:: Task material ::

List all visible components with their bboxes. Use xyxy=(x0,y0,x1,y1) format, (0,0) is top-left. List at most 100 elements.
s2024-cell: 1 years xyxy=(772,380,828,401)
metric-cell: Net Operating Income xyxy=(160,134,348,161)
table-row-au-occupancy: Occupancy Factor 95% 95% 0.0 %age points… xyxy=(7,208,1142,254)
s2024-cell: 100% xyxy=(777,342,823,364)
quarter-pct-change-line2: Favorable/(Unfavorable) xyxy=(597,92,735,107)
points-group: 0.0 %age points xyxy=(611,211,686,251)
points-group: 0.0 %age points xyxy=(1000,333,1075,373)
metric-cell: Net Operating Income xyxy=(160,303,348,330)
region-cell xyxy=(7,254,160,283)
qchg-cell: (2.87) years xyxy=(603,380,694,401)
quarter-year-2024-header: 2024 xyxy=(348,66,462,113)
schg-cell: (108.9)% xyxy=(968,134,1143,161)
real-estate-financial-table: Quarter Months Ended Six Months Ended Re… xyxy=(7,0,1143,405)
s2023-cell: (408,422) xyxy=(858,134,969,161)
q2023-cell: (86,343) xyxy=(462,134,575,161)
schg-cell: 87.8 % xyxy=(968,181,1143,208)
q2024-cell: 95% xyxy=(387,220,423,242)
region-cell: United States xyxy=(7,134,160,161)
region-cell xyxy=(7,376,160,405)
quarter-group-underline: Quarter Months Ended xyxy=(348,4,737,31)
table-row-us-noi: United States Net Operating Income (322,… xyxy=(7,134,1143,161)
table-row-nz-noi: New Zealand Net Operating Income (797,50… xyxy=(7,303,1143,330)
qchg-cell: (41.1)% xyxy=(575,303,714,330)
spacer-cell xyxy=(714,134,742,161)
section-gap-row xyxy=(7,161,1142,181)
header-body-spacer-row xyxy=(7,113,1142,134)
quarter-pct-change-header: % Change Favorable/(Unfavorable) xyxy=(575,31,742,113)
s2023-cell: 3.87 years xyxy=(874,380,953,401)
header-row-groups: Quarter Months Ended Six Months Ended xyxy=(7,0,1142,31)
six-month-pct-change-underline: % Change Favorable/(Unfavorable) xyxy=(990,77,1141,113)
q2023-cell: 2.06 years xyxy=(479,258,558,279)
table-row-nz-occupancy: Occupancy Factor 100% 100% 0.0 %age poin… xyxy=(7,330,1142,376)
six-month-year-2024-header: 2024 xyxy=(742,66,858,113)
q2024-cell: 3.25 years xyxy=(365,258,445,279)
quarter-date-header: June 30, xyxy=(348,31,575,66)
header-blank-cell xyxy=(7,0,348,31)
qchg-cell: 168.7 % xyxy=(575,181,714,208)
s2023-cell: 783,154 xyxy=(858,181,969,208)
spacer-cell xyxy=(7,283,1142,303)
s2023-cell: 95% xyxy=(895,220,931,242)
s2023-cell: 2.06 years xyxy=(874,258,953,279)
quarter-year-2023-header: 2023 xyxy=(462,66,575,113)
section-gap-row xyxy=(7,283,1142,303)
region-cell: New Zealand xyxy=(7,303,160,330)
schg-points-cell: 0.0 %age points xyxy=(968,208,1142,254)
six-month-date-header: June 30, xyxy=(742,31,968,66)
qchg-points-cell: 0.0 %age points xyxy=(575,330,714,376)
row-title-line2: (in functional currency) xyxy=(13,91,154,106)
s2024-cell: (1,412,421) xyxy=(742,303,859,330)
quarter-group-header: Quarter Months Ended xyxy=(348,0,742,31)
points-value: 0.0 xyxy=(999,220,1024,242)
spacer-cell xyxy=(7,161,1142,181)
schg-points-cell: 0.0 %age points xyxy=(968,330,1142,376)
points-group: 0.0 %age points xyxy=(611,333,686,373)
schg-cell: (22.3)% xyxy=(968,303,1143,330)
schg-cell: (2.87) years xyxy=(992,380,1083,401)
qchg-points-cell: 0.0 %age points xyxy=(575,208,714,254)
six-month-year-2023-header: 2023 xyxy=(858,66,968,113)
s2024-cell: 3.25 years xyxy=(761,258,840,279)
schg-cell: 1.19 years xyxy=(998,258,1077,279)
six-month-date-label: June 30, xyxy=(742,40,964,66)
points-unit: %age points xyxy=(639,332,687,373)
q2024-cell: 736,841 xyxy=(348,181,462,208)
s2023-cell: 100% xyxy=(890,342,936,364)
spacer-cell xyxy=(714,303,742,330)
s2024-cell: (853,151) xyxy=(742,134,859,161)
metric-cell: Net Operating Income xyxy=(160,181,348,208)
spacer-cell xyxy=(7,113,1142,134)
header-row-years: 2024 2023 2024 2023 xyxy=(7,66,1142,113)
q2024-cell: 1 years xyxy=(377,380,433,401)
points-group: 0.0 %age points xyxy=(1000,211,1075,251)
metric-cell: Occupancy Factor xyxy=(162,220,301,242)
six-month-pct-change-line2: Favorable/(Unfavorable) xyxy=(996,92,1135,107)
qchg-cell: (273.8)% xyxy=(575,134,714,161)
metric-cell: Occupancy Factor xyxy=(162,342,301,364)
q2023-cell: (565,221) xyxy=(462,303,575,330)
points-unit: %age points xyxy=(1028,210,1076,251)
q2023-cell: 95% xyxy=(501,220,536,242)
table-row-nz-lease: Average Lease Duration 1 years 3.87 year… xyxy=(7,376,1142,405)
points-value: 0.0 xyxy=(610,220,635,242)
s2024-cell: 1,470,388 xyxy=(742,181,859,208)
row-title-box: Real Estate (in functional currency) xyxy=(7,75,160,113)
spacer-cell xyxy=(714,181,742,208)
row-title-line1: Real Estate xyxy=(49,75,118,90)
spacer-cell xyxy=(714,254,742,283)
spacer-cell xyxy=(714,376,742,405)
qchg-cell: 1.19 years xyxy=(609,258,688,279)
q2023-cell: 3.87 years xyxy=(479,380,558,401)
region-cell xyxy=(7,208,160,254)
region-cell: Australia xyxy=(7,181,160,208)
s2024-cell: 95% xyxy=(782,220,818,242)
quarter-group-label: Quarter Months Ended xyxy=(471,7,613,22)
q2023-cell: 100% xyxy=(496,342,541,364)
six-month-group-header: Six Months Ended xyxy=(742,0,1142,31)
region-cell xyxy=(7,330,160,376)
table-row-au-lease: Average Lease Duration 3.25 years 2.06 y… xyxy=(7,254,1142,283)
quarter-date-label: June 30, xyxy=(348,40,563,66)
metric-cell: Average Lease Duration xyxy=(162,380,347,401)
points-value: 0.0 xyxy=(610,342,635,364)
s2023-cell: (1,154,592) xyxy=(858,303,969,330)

:::

Write out the items above exactly as they appear, starting at the first line and ending at the line containing "points-group: 0.0 %age points xyxy=(611,211,686,251)".

List all visible components with their bboxes. Use xyxy=(x0,y0,x1,y1) format, (0,0) is top-left. List at most 100 elements.
s2024-cell: 1 years xyxy=(772,380,828,401)
metric-cell: Net Operating Income xyxy=(160,134,348,161)
table-row-au-occupancy: Occupancy Factor 95% 95% 0.0 %age points… xyxy=(7,208,1142,254)
s2024-cell: 100% xyxy=(777,342,823,364)
quarter-pct-change-line2: Favorable/(Unfavorable) xyxy=(597,92,735,107)
points-group: 0.0 %age points xyxy=(611,211,686,251)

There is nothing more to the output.